## What to do
An exact copy of the records is required, minus the pictures they hold.
BEGIN Material for the task
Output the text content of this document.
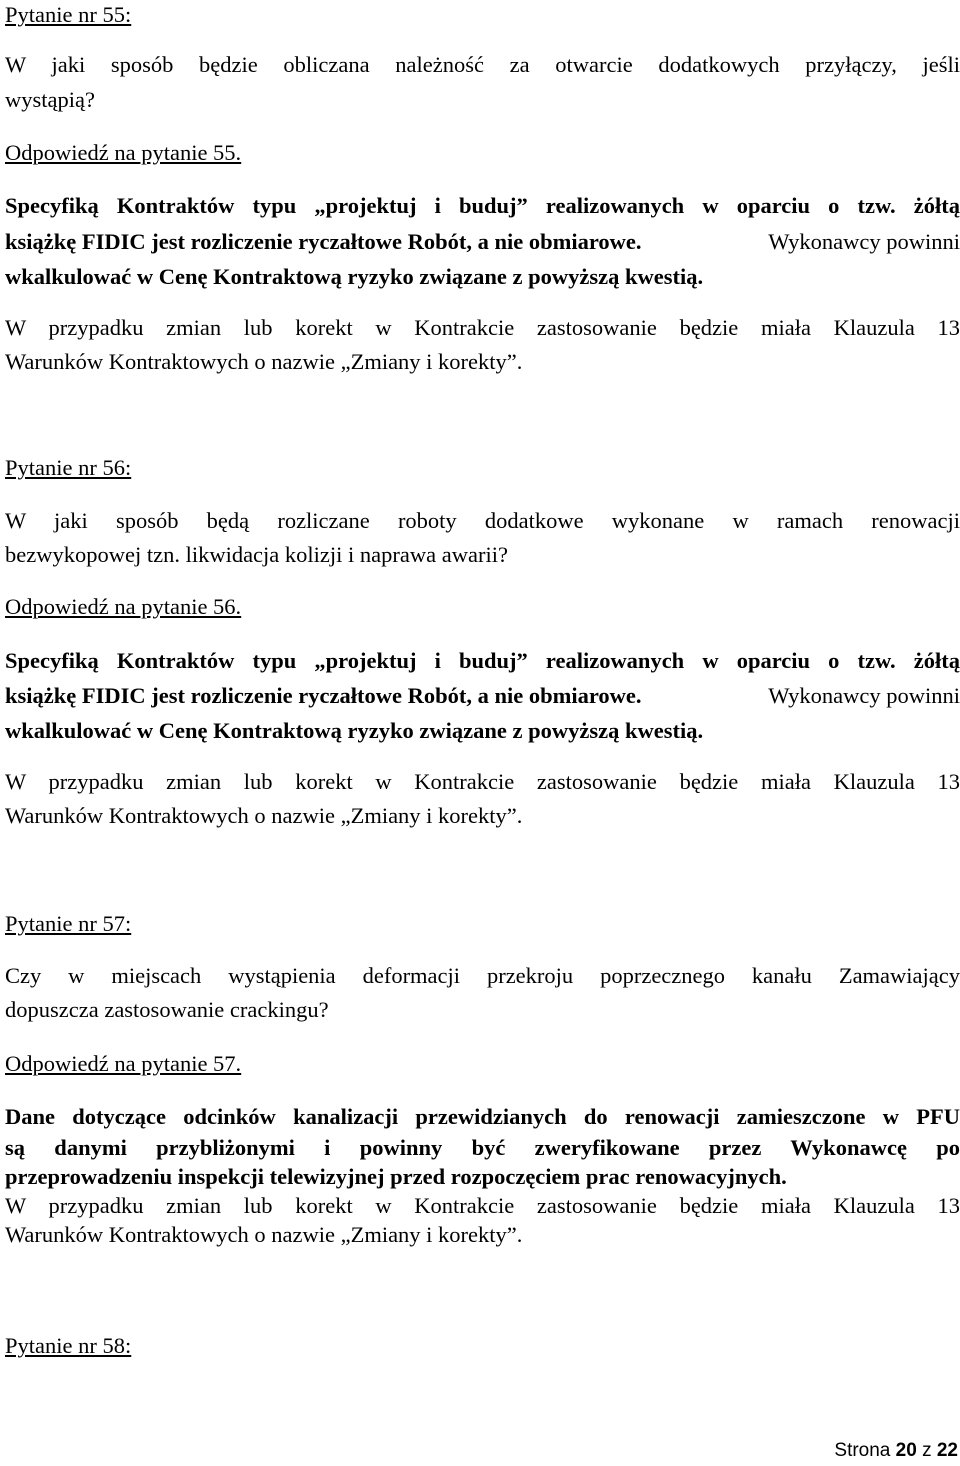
Pytanie nr 55:
W jaki sposób będzie obliczana należność za otwarcie dodatkowych przyłączy, jeśli
wystąpią?
Odpowiedź na pytanie 55.
Specyfiką Kontraktów typu „projektuj i buduj” realizowanych w oparciu o tzw. żółtą
książkę FIDIC jest rozliczenie ryczałtowe Robót, a nie obmiarowe.	Wykonawcy powinni
wkalkulować w Cenę Kontraktową ryzyko związane z powyższą kwestią.
W przypadku zmian lub korekt w Kontrakcie zastosowanie będzie miała Klauzula 13
Warunków Kontraktowych o nazwie „Zmiany i korekty”.
Pytanie nr 56:
W jaki sposób będą rozliczane roboty dodatkowe wykonane w ramach renowacji
bezwykopowej tzn. likwidacja kolizji i naprawa awarii?
Odpowiedź na pytanie 56.
Specyfiką Kontraktów typu „projektuj i buduj” realizowanych w oparciu o tzw. żółtą
książkę FIDIC jest rozliczenie ryczałtowe Robót, a nie obmiarowe.	Wykonawcy powinni
wkalkulować w Cenę Kontraktową ryzyko związane z powyższą kwestią.
W przypadku zmian lub korekt w Kontrakcie zastosowanie będzie miała Klauzula 13
Warunków Kontraktowych o nazwie „Zmiany i korekty”.
Pytanie nr 57:
Czy w miejscach wystąpienia deformacji przekroju poprzecznego kanału Zamawiający
dopuszcza zastosowanie crackingu?
Odpowiedź na pytanie 57.
Dane dotyczące odcinków kanalizacji przewidzianych do renowacji zamieszczone w PFU
są danymi przybliżonymi i powinny być zweryfikowane przez Wykonawcę po
przeprowadzeniu inspekcji telewizyjnej przed rozpoczęciem prac renowacyjnych.
W przypadku zmian lub korekt w Kontrakcie zastosowanie będzie miała Klauzula 13
Warunków Kontraktowych o nazwie „Zmiany i korekty”.
Pytanie nr 58:
Strona 20 z 22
END Material for the task
## Correct output
Output the text content of this document.
Pytanie nr 55:
W jaki sposób będzie obliczana należność za otwarcie dodatkowych przyłączy, jeśli
wystąpią?
Odpowiedź na pytanie 55.
Specyfiką Kontraktów typu „projektuj i buduj” realizowanych w oparciu o tzw. żółtą
książkę FIDIC jest rozliczenie ryczałtowe Robót, a nie obmiarowe.	Wykonawcy powinni
wkalkulować w Cenę Kontraktową ryzyko związane z powyższą kwestią.
W przypadku zmian lub korekt w Kontrakcie zastosowanie będzie miała Klauzula 13
Warunków Kontraktowych o nazwie „Zmiany i korekty”.
Pytanie nr 56:
W jaki sposób będą rozliczane roboty dodatkowe wykonane w ramach renowacji
bezwykopowej tzn. likwidacja kolizji i naprawa awarii?
Odpowiedź na pytanie 56.
Specyfiką Kontraktów typu „projektuj i buduj” realizowanych w oparciu o tzw. żółtą
książkę FIDIC jest rozliczenie ryczałtowe Robót, a nie obmiarowe.	Wykonawcy powinni
wkalkulować w Cenę Kontraktową ryzyko związane z powyższą kwestią.
W przypadku zmian lub korekt w Kontrakcie zastosowanie będzie miała Klauzula 13
Warunków Kontraktowych o nazwie „Zmiany i korekty”.
Pytanie nr 57:
Czy w miejscach wystąpienia deformacji przekroju poprzecznego kanału Zamawiający
dopuszcza zastosowanie crackingu?
Odpowiedź na pytanie 57.
Dane dotyczące odcinków kanalizacji przewidzianych do renowacji zamieszczone w PFU
są danymi przybliżonymi i powinny być zweryfikowane przez Wykonawcę po
przeprowadzeniu inspekcji telewizyjnej przed rozpoczęciem prac renowacyjnych.
W przypadku zmian lub korekt w Kontrakcie zastosowanie będzie miała Klauzula 13
Warunków Kontraktowych o nazwie „Zmiany i korekty”.
Pytanie nr 58:
Strona 20 z 22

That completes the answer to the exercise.